PROBLEM STATEMENT:
Extract all lines that hold the string "диагностикалаш".

□ □ □

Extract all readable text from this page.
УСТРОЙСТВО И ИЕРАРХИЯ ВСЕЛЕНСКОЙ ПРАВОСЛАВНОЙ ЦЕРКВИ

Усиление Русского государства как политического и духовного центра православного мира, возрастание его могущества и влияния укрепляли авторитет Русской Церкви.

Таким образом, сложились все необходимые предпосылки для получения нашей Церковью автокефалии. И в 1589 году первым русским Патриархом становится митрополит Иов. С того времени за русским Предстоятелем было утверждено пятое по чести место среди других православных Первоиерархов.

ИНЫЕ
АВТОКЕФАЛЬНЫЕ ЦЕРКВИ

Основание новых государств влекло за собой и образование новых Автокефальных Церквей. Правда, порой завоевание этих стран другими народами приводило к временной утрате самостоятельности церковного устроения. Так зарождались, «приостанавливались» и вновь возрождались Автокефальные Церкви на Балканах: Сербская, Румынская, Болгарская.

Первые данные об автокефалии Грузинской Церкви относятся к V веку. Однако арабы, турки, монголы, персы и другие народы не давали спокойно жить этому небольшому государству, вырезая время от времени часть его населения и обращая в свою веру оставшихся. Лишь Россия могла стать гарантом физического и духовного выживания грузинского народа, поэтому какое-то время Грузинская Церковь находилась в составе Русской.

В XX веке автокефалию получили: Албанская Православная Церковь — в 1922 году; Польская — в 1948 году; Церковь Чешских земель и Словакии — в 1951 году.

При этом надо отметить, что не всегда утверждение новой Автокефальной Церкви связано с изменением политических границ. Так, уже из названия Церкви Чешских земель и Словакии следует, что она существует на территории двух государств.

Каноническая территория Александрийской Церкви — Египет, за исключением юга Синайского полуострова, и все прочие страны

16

□ □ □

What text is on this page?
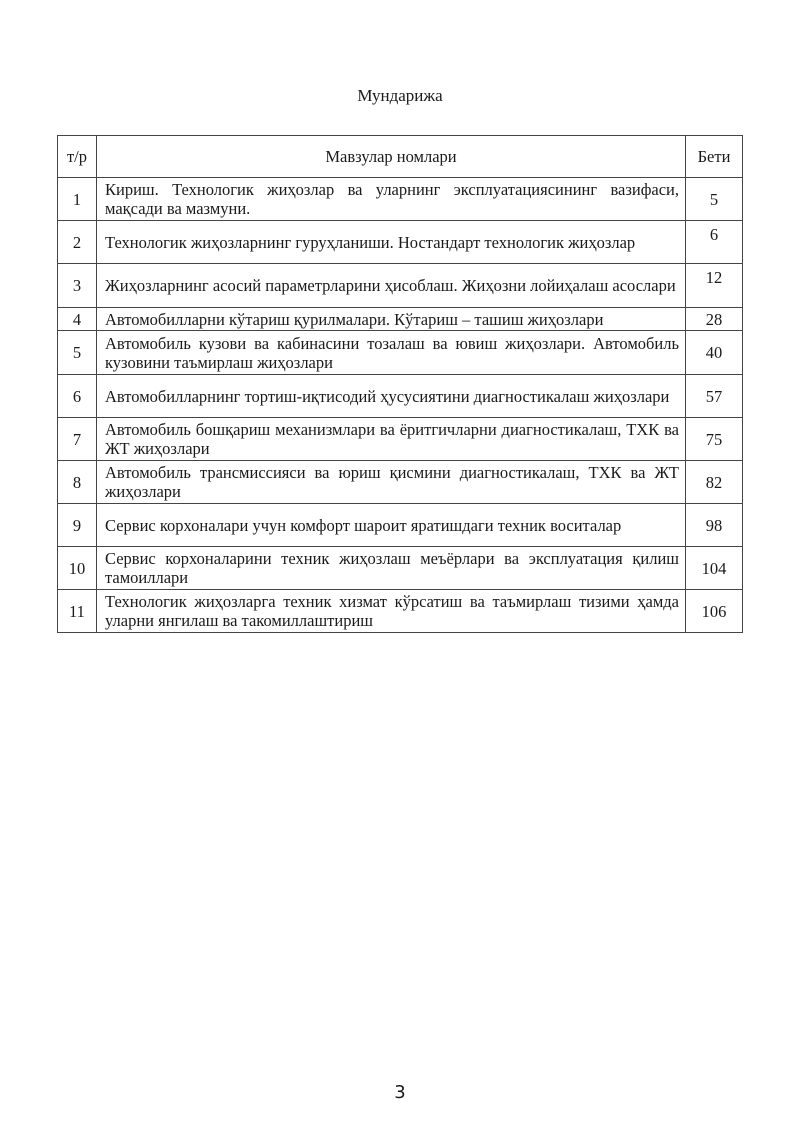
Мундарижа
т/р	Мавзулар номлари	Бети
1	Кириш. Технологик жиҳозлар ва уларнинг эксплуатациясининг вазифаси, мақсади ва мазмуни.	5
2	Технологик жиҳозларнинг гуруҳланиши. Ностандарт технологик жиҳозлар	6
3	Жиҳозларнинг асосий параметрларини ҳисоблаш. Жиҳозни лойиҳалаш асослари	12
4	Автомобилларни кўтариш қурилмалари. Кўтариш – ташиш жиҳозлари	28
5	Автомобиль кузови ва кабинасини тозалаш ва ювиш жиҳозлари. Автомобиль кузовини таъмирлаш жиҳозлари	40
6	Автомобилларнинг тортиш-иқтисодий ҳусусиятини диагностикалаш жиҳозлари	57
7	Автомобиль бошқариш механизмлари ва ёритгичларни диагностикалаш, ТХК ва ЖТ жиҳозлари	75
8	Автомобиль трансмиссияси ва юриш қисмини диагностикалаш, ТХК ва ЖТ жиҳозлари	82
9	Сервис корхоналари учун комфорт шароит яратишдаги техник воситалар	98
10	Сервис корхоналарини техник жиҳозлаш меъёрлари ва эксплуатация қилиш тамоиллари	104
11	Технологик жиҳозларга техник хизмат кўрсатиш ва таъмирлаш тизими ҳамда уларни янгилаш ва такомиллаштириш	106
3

□ □ □

TASK OUTPUT:
6	Автомобилларнинг тортиш-иқтисодий ҳусусиятини диагностикалаш жиҳозлари	57
7	Автомобиль бошқариш механизмлари ва ёритгичларни диагностикалаш, ТХК ва ЖТ жиҳозлари	75
8	Автомобиль трансмиссияси ва юриш қисмини диагностикалаш, ТХК ва ЖТ жиҳозлари	82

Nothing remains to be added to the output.